[Records to use]:

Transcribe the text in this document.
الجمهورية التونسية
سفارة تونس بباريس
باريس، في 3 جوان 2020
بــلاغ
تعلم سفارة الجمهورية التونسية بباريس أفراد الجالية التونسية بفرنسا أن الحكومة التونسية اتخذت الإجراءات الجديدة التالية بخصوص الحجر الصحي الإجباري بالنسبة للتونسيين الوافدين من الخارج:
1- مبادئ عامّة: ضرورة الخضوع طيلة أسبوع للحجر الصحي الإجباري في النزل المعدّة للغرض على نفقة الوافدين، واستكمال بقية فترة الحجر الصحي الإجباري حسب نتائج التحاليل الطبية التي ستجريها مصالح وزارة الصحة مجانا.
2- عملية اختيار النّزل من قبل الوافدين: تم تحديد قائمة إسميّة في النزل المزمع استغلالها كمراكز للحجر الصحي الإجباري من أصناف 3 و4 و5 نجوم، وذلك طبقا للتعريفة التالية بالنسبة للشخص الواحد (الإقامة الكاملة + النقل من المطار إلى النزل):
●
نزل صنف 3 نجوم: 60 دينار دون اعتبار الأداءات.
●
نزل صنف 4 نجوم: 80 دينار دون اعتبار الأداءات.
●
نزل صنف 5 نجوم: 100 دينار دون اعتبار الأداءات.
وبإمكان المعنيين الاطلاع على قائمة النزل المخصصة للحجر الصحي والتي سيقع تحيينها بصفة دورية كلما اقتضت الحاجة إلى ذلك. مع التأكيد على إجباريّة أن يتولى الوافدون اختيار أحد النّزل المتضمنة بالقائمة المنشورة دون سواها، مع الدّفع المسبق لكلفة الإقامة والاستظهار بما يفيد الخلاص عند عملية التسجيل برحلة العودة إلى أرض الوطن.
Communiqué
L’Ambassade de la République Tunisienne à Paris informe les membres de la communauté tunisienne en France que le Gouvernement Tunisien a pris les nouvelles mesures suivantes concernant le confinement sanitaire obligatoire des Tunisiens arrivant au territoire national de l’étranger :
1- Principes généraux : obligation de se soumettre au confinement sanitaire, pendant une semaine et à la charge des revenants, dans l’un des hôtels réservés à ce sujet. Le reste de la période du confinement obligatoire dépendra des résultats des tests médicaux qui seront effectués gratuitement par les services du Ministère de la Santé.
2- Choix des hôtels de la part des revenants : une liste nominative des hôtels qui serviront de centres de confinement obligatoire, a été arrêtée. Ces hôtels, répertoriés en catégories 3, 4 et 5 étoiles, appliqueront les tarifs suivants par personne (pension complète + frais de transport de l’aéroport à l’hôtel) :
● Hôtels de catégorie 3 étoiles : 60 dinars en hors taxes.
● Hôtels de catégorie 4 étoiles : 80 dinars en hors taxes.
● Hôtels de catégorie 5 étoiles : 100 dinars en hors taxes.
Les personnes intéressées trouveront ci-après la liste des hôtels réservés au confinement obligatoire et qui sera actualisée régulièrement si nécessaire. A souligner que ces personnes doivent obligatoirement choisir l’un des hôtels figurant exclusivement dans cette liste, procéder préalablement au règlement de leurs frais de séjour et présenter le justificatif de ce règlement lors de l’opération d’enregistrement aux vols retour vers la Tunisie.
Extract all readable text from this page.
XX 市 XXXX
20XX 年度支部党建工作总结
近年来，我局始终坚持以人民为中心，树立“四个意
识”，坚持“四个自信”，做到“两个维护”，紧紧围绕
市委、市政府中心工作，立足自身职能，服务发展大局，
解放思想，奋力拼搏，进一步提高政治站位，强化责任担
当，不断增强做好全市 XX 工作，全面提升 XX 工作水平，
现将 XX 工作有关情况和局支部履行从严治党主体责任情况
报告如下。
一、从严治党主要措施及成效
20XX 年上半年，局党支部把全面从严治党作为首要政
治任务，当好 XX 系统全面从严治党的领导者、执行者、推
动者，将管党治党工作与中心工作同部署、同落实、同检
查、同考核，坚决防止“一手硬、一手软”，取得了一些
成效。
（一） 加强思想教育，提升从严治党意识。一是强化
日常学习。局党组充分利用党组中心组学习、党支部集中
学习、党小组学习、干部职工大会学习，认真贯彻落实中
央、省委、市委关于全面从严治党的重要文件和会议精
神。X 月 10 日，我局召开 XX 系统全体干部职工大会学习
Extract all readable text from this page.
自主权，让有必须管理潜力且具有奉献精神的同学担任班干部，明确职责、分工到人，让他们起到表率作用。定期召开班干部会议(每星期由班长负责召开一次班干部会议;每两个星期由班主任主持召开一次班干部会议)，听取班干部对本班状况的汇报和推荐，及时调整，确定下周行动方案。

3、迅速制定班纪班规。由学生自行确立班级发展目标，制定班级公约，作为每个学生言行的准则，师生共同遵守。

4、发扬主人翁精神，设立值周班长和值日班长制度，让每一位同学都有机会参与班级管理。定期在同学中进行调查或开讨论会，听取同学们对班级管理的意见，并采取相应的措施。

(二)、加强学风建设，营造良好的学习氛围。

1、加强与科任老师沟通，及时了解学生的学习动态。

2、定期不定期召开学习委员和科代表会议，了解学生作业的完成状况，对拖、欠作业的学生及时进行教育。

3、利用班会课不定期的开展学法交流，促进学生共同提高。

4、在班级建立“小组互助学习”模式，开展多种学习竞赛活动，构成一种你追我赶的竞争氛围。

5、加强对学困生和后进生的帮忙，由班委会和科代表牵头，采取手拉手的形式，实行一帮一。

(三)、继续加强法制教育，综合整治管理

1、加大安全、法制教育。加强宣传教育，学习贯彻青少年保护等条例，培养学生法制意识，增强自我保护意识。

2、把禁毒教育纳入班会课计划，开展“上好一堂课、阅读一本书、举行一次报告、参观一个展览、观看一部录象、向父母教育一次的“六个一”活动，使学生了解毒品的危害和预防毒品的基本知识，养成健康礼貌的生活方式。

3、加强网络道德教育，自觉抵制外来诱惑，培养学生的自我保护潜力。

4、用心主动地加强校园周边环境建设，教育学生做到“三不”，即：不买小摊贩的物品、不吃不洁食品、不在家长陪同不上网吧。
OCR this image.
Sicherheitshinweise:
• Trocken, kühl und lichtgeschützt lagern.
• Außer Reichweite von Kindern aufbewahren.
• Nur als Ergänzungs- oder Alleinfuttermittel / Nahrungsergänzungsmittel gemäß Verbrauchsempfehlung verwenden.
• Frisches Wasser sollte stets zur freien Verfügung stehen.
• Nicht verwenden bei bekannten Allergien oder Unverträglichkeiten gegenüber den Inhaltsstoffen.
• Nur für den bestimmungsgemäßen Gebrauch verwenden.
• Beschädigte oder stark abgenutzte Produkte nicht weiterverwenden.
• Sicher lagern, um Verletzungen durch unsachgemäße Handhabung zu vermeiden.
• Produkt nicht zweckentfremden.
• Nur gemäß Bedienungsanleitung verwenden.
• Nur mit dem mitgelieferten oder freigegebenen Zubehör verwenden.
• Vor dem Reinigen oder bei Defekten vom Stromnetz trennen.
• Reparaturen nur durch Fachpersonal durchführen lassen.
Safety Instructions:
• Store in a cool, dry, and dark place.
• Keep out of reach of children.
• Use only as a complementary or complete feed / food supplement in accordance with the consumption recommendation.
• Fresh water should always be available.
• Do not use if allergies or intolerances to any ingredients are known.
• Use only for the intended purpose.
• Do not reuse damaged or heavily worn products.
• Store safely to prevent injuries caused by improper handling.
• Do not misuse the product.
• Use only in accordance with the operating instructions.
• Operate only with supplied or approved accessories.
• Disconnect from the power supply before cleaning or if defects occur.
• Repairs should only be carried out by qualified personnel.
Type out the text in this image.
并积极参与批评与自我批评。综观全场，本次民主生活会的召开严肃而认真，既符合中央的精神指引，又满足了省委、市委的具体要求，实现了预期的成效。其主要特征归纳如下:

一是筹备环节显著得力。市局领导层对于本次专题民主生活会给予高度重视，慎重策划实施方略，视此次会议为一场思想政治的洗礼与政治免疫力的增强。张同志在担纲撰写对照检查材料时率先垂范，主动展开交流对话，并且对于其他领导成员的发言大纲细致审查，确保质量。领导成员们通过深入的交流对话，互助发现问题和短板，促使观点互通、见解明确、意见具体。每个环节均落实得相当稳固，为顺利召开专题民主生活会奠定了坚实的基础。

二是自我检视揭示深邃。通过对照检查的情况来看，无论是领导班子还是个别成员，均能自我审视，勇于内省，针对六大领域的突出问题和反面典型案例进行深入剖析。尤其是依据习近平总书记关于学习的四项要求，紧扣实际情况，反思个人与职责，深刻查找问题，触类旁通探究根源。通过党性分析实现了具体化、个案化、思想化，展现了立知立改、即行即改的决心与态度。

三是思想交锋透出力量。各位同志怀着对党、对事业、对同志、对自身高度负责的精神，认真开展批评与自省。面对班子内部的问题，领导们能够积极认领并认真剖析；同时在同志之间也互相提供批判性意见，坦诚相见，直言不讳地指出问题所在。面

[Exercise objective]: Find how many of the lines above have the word "الأداءات" in them. State only that number.

[Result]: 3